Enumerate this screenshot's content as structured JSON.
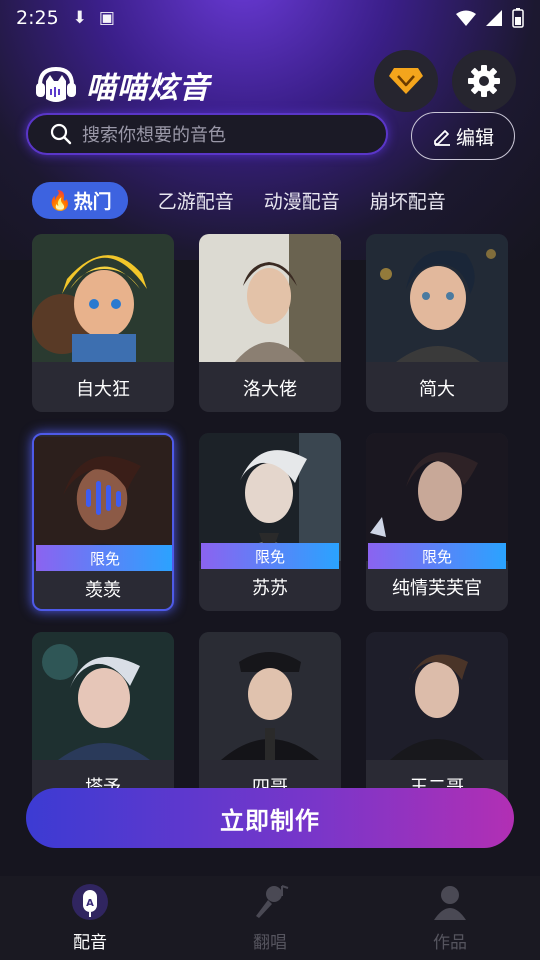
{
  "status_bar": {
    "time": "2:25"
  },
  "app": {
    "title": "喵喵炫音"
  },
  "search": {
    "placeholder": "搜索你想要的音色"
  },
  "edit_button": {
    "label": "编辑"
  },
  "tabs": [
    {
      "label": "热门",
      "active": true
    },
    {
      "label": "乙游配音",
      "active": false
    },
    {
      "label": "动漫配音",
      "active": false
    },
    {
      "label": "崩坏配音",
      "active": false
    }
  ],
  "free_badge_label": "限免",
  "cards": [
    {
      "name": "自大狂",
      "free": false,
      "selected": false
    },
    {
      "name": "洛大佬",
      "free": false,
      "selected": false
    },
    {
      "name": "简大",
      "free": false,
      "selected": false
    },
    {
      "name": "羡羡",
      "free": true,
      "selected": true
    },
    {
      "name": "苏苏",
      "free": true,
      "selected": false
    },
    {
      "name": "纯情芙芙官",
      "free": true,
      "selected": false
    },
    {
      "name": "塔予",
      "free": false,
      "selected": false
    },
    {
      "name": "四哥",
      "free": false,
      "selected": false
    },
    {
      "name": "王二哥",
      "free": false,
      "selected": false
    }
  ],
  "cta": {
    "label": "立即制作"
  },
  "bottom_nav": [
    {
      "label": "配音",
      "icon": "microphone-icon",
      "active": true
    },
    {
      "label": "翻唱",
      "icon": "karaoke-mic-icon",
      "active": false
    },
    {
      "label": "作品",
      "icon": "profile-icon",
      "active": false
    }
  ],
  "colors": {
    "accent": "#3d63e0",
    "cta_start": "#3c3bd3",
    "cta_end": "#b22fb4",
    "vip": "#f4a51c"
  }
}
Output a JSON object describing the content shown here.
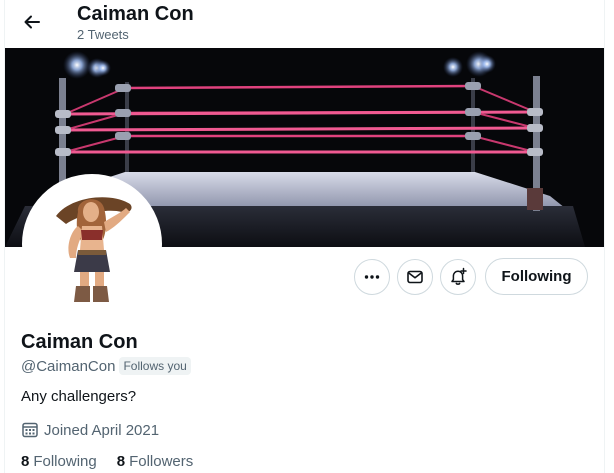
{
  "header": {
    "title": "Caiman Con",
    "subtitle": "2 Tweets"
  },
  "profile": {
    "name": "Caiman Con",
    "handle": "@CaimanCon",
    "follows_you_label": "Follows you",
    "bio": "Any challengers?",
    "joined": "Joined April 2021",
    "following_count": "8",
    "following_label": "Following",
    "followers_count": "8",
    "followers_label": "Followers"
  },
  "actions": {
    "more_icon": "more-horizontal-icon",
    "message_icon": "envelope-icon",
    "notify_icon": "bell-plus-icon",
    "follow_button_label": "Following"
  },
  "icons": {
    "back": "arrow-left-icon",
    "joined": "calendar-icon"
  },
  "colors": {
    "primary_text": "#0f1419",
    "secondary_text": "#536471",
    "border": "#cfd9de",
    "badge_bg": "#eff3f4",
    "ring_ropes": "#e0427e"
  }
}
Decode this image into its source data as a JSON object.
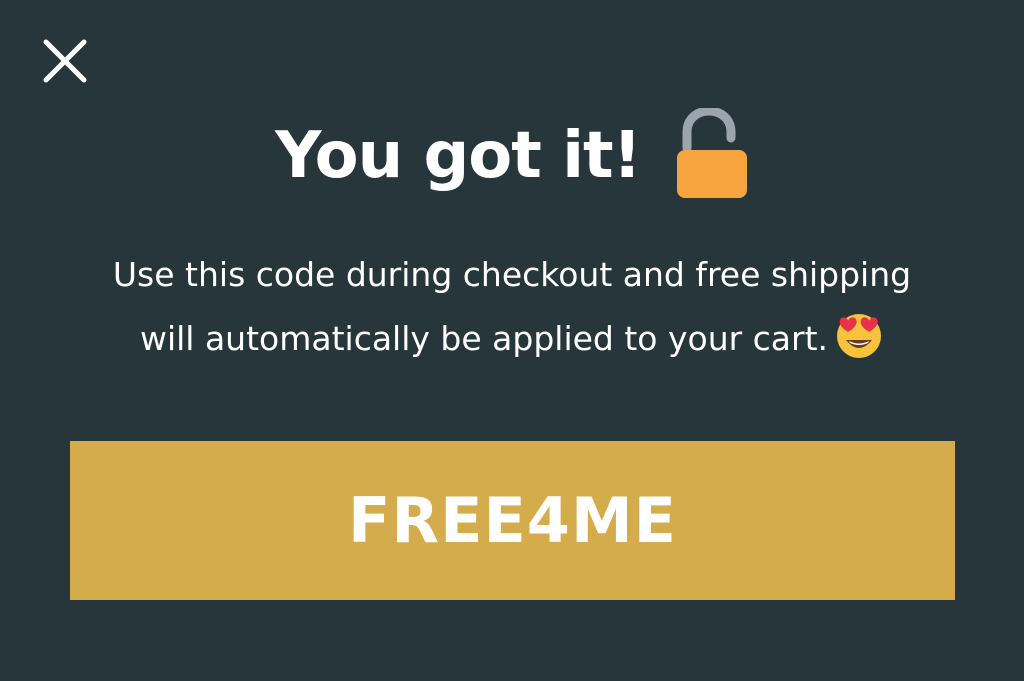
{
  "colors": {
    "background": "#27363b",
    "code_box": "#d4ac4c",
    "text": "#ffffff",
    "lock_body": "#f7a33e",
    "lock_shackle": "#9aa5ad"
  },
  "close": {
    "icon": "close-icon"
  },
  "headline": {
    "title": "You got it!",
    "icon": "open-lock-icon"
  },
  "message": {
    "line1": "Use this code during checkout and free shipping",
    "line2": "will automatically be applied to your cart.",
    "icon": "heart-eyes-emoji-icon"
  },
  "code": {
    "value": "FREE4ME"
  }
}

——————

(Goal of the exercise) Using the material above, return every line exactly as it appears, minus the pictures.

(Right answer)
Enumerate this screenshot's content as structured JSON.
{
  "status_bar": {
    "time": "2:25"
  },
  "app": {
    "title": "喵喵炫音"
  },
  "search": {
    "placeholder": "搜索你想要的音色"
  },
  "edit_button": {
    "label": "编辑"
  },
  "tabs": [
    {
      "label": "热门",
      "active": true
    },
    {
      "label": "乙游配音",
      "active": false
    },
    {
      "label": "动漫配音",
      "active": false
    },
    {
      "label": "崩坏配音",
      "active": false
    }
  ],
  "free_badge_label": "限免",
  "cards": [
    {
      "name": "自大狂",
      "free": false,
      "selected": false
    },
    {
      "name": "洛大佬",
      "free": false,
      "selected": false
    },
    {
      "name": "简大",
      "free": false,
      "selected": false
    },
    {
      "name": "羡羡",
      "free": true,
      "selected": true
    },
    {
      "name": "苏苏",
      "free": true,
      "selected": false
    },
    {
      "name": "纯情芙芙官",
      "free": true,
      "selected": false
    },
    {
      "name": "塔予",
      "free": false,
      "selected": false
    },
    {
      "name": "四哥",
      "free": false,
      "selected": false
    },
    {
      "name": "王二哥",
      "free": false,
      "selected": false
    }
  ],
  "cta": {
    "label": "立即制作"
  },
  "bottom_nav": [
    {
      "label": "配音",
      "icon": "microphone-icon",
      "active": true
    },
    {
      "label": "翻唱",
      "icon": "karaoke-mic-icon",
      "active": false
    },
    {
      "label": "作品",
      "icon": "profile-icon",
      "active": false
    }
  ],
  "colors": {
    "accent": "#3d63e0",
    "cta_start": "#3c3bd3",
    "cta_end": "#b22fb4",
    "vip": "#f4a51c"
  }
}
Output a JSON object describing the content shown here.
{
  "header": {
    "title": "Caiman Con",
    "subtitle": "2 Tweets"
  },
  "profile": {
    "name": "Caiman Con",
    "handle": "@CaimanCon",
    "follows_you_label": "Follows you",
    "bio": "Any challengers?",
    "joined": "Joined April 2021",
    "following_count": "8",
    "following_label": "Following",
    "followers_count": "8",
    "followers_label": "Followers"
  },
  "actions": {
    "more_icon": "more-horizontal-icon",
    "message_icon": "envelope-icon",
    "notify_icon": "bell-plus-icon",
    "follow_button_label": "Following"
  },
  "icons": {
    "back": "arrow-left-icon",
    "joined": "calendar-icon"
  },
  "colors": {
    "primary_text": "#0f1419",
    "secondary_text": "#536471",
    "border": "#cfd9de",
    "badge_bg": "#eff3f4",
    "ring_ropes": "#e0427e"
  }
}
Decode this image into its source data as a JSON object.
{
  "colors": {
    "background": "#27363b",
    "code_box": "#d4ac4c",
    "text": "#ffffff",
    "lock_body": "#f7a33e",
    "lock_shackle": "#9aa5ad"
  },
  "close": {
    "icon": "close-icon"
  },
  "headline": {
    "title": "You got it!",
    "icon": "open-lock-icon"
  },
  "message": {
    "line1": "Use this code during checkout and free shipping",
    "line2": "will automatically be applied to your cart.",
    "icon": "heart-eyes-emoji-icon"
  },
  "code": {
    "value": "FREE4ME"
  }
}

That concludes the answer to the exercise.